BEGIN MATERIAL PROVIDED

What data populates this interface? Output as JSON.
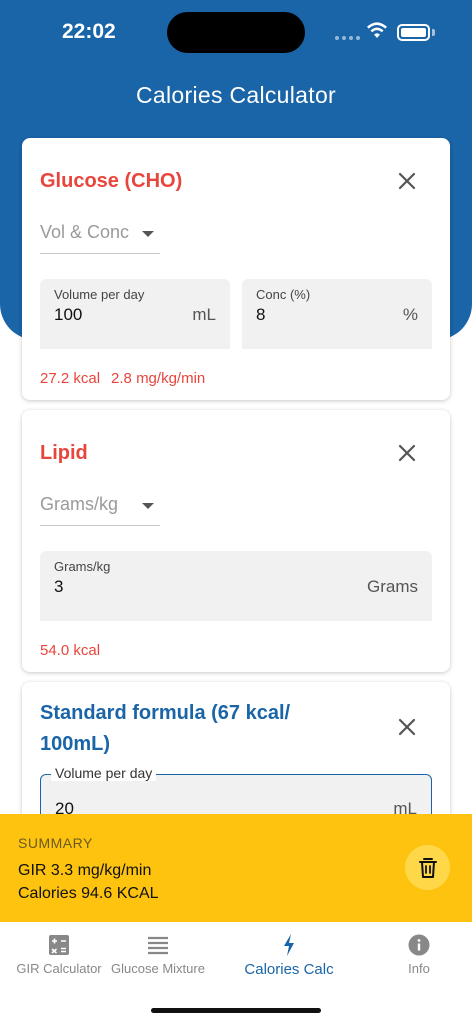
{
  "status": {
    "time": "22:02"
  },
  "app": {
    "title": "Calories Calculator"
  },
  "cards": {
    "glucose": {
      "title": "Glucose (CHO)",
      "mode": "Vol & Conc",
      "volume": {
        "label": "Volume per day",
        "value": "100",
        "suffix": "mL"
      },
      "conc": {
        "label": "Conc (%)",
        "value": "8",
        "suffix": "%"
      },
      "result_kcal": "27.2 kcal",
      "result_gir": "2.8 mg/kg/min"
    },
    "lipid": {
      "title": "Lipid",
      "mode": "Grams/kg",
      "grams": {
        "label": "Grams/kg",
        "value": "3",
        "suffix": "Grams"
      },
      "result_kcal": "54.0 kcal"
    },
    "formula": {
      "title_line1": "Standard formula (67 kcal/",
      "title_line2": "100mL)",
      "volume": {
        "label": "Volume per day",
        "value": "20",
        "suffix": "mL"
      }
    }
  },
  "summary": {
    "heading": "SUMMARY",
    "gir": "GIR 3.3 mg/kg/min",
    "calories": "Calories 94.6 KCAL"
  },
  "tabs": [
    {
      "label": "GIR Calculator",
      "icon": "calculator-icon",
      "active": false
    },
    {
      "label": "Glucose Mixture",
      "icon": "list-icon",
      "active": false
    },
    {
      "label": "Calories Calc",
      "icon": "lightning-icon",
      "active": true
    },
    {
      "label": "Info",
      "icon": "info-icon",
      "active": false
    }
  ],
  "colors": {
    "primary": "#1a64a8",
    "accent_red": "#e8453c",
    "summary_bg": "#fdc30e"
  }
}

END MATERIAL PROVIDED

PROMPT: Without the pictures, repeat the listing above exactly.

SOLUTION:
What data populates this interface? Output as JSON.
{
  "status": {
    "time": "22:02"
  },
  "app": {
    "title": "Calories Calculator"
  },
  "cards": {
    "glucose": {
      "title": "Glucose (CHO)",
      "mode": "Vol & Conc",
      "volume": {
        "label": "Volume per day",
        "value": "100",
        "suffix": "mL"
      },
      "conc": {
        "label": "Conc (%)",
        "value": "8",
        "suffix": "%"
      },
      "result_kcal": "27.2 kcal",
      "result_gir": "2.8 mg/kg/min"
    },
    "lipid": {
      "title": "Lipid",
      "mode": "Grams/kg",
      "grams": {
        "label": "Grams/kg",
        "value": "3",
        "suffix": "Grams"
      },
      "result_kcal": "54.0 kcal"
    },
    "formula": {
      "title_line1": "Standard formula (67 kcal/",
      "title_line2": "100mL)",
      "volume": {
        "label": "Volume per day",
        "value": "20",
        "suffix": "mL"
      }
    }
  },
  "summary": {
    "heading": "SUMMARY",
    "gir": "GIR 3.3 mg/kg/min",
    "calories": "Calories 94.6 KCAL"
  },
  "tabs": [
    {
      "label": "GIR Calculator",
      "icon": "calculator-icon",
      "active": false
    },
    {
      "label": "Glucose Mixture",
      "icon": "list-icon",
      "active": false
    },
    {
      "label": "Calories Calc",
      "icon": "lightning-icon",
      "active": true
    },
    {
      "label": "Info",
      "icon": "info-icon",
      "active": false
    }
  ],
  "colors": {
    "primary": "#1a64a8",
    "accent_red": "#e8453c",
    "summary_bg": "#fdc30e"
  }
}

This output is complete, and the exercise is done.